### TASK BRIEF
Go through the entries below and pick out every line with "bottom".

### EXERCISE MATERIALS
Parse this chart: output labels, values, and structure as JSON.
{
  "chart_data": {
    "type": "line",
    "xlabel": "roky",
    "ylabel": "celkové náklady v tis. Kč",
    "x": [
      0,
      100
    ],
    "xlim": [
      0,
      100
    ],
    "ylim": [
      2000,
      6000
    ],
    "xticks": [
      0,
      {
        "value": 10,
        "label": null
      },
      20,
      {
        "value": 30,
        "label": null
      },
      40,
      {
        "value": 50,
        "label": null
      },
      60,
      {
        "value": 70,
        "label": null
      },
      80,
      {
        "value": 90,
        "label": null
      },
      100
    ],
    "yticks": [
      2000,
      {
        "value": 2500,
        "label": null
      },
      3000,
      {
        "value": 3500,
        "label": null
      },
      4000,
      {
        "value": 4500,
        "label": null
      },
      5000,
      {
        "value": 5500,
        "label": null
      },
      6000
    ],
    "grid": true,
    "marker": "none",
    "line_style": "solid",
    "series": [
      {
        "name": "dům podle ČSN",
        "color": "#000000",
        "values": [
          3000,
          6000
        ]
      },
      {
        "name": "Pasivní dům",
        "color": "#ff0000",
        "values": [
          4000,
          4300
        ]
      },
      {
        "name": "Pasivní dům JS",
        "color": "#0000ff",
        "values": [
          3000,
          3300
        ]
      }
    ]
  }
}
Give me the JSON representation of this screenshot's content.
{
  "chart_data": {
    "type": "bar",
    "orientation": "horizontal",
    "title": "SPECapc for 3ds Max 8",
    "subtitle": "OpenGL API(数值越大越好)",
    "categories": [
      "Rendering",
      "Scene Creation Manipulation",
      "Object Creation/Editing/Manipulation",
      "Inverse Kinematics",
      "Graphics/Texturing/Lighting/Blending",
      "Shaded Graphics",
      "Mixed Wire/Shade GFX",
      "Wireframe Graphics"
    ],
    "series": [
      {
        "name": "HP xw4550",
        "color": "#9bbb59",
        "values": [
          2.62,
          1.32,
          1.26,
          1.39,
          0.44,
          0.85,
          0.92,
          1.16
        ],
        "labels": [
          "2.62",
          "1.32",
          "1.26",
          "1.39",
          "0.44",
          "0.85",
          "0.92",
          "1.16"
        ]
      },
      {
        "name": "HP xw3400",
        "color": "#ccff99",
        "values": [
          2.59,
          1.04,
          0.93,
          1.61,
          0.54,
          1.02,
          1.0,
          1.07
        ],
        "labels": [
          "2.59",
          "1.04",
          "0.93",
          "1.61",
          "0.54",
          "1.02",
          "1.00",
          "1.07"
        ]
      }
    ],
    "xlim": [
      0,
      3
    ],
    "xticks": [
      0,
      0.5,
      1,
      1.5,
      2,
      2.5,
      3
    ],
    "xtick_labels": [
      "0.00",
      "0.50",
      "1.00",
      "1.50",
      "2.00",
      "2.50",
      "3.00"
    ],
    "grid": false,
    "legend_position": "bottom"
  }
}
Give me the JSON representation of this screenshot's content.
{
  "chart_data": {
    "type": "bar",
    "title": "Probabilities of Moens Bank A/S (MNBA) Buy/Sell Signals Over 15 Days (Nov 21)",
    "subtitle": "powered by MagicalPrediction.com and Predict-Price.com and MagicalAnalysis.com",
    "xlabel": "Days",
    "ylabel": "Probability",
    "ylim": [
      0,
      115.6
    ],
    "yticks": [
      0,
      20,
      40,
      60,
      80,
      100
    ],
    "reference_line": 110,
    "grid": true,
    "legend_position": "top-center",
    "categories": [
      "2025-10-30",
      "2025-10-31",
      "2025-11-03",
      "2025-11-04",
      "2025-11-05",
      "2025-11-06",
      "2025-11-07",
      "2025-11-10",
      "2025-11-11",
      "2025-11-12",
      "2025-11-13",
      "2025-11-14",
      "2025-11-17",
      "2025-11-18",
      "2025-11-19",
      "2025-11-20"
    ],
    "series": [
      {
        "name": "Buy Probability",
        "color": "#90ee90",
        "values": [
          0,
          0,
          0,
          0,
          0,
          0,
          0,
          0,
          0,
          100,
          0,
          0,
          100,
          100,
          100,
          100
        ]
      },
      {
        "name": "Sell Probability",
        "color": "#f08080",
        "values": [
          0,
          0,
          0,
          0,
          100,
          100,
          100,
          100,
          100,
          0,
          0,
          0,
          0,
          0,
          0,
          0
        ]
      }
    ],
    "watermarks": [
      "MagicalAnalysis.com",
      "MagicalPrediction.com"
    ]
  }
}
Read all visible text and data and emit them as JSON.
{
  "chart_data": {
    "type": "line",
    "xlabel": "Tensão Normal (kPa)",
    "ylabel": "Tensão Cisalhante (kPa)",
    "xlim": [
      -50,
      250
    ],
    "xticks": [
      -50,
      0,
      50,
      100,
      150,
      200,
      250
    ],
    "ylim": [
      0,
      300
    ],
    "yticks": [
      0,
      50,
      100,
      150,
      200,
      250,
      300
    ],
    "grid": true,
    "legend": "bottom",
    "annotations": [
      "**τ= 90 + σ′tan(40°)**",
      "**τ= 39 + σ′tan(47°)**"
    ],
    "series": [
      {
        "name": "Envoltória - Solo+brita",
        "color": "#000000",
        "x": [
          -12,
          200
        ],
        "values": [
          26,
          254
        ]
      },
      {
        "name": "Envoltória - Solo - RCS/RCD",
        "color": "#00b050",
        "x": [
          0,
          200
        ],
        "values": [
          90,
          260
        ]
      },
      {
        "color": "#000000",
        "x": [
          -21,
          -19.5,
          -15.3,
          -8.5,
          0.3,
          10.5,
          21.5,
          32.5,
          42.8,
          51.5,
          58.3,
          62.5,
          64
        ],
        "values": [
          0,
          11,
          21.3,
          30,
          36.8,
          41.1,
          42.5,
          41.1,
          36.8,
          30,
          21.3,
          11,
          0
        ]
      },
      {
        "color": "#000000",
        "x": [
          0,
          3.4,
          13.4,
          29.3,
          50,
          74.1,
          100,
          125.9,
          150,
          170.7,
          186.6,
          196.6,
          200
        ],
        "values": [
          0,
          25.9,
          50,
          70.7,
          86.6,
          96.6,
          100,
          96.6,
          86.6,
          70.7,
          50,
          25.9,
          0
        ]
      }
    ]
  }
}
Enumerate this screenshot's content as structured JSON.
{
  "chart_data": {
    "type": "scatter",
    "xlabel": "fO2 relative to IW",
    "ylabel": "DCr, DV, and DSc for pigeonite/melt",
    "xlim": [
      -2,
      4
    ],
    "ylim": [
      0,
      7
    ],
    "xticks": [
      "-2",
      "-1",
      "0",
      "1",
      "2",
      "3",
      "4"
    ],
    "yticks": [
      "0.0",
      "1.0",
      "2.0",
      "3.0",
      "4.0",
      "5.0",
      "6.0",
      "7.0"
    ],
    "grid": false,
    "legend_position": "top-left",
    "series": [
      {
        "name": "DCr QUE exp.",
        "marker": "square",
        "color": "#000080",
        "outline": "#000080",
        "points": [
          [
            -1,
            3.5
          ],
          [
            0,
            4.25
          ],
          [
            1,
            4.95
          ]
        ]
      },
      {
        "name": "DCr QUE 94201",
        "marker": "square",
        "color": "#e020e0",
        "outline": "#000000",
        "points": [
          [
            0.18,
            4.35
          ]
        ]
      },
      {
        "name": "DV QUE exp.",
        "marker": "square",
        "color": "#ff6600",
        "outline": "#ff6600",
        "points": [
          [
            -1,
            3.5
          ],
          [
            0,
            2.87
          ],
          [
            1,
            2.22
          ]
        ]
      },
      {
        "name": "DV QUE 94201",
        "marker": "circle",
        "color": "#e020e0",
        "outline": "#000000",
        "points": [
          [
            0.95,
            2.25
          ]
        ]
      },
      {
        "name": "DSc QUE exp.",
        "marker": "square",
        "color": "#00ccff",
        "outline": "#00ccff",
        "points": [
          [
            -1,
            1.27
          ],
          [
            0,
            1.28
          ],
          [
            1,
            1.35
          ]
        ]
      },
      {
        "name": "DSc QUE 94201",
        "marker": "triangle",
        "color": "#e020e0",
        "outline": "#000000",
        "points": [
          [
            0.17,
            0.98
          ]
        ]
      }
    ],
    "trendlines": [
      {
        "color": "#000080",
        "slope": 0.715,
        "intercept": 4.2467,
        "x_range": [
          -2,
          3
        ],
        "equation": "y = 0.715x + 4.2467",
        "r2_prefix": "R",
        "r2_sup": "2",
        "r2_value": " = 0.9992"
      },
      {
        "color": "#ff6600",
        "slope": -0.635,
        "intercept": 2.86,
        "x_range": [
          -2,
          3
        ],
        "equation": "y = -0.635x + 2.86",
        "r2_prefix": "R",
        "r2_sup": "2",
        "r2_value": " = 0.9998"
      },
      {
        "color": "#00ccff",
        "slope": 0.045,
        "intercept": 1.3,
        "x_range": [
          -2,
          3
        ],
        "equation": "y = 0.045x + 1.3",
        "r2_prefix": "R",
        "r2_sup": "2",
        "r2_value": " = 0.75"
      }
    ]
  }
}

### FULL ANSWER
    "legend_position": "bottom"
    "legend": "bottom",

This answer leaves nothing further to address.